Given request -
Return each line that holds the word "gelip".

Start of Records

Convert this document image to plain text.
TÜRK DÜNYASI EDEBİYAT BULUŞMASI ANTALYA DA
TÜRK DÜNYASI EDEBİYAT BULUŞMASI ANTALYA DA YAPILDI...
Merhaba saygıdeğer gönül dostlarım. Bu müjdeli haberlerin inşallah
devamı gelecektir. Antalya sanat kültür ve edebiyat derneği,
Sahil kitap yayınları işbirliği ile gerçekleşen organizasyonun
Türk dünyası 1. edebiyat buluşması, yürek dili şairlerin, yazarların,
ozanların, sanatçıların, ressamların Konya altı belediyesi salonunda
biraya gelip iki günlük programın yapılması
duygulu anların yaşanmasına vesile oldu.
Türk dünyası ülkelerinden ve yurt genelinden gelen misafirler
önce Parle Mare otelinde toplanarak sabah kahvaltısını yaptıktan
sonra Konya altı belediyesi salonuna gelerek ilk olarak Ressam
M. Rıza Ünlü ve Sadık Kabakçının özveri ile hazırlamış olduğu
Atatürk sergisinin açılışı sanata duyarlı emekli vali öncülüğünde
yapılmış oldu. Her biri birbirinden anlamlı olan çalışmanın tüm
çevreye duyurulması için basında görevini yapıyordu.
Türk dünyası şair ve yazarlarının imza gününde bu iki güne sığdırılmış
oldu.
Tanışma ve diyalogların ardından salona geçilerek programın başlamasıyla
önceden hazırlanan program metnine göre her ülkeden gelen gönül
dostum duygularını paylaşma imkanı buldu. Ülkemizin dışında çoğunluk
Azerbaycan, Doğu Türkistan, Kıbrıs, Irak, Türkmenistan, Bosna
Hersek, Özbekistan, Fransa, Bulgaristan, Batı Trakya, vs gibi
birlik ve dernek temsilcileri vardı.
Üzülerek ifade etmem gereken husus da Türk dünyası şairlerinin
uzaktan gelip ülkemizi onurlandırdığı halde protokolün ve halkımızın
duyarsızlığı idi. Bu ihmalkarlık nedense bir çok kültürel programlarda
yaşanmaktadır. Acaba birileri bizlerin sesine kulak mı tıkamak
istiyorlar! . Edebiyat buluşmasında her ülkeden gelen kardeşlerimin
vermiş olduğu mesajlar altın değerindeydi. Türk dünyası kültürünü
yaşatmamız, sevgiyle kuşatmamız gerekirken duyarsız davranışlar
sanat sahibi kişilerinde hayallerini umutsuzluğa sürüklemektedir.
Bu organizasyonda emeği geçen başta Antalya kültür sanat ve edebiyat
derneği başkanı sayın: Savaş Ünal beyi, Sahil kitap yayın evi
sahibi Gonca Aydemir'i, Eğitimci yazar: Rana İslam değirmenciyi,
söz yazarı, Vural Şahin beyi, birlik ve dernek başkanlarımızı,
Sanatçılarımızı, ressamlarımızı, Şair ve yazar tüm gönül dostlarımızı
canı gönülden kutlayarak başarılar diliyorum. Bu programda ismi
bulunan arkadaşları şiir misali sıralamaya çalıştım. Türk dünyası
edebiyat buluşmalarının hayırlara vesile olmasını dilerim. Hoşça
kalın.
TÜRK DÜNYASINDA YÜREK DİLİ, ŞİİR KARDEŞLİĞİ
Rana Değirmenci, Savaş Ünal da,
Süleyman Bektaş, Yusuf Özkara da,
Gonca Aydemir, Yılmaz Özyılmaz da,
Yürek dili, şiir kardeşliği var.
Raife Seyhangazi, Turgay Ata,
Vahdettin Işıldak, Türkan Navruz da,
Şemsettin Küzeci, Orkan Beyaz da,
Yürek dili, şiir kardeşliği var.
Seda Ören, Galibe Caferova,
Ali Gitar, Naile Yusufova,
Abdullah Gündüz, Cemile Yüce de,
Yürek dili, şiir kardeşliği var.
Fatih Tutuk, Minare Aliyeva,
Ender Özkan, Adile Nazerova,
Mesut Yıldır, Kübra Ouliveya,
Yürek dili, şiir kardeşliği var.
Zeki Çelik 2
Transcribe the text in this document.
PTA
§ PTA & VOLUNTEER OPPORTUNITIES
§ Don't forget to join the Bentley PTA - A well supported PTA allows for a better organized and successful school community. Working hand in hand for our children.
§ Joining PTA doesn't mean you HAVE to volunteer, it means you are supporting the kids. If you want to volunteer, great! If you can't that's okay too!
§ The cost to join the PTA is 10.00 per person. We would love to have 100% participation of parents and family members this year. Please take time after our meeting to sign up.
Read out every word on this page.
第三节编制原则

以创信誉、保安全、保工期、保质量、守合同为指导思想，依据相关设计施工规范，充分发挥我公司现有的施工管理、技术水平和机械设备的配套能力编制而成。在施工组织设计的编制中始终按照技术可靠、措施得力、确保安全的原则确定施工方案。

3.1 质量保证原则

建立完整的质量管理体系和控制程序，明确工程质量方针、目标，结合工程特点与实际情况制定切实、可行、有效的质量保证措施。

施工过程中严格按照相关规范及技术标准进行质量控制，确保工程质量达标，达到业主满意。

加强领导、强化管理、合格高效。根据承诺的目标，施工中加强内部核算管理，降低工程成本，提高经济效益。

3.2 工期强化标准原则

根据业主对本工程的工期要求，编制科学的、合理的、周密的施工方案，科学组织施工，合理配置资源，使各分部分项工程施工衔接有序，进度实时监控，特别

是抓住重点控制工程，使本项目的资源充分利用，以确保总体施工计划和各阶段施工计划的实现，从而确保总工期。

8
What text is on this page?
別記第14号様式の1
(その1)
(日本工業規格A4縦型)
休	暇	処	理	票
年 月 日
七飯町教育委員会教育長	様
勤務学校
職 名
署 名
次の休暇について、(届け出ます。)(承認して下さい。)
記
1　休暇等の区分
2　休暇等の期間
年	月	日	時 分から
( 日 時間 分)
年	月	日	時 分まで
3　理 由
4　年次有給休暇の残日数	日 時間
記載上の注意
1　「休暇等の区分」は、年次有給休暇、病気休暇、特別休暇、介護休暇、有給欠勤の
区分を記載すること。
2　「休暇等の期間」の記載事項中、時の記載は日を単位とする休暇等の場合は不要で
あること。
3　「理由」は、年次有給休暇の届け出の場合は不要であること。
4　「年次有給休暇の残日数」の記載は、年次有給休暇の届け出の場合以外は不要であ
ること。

End of Records

Result of this task -
biraya gelip iki günlük programın yapılması
uzaktan gelip ülkemizi onurlandırdığı halde protokolün ve halkımızın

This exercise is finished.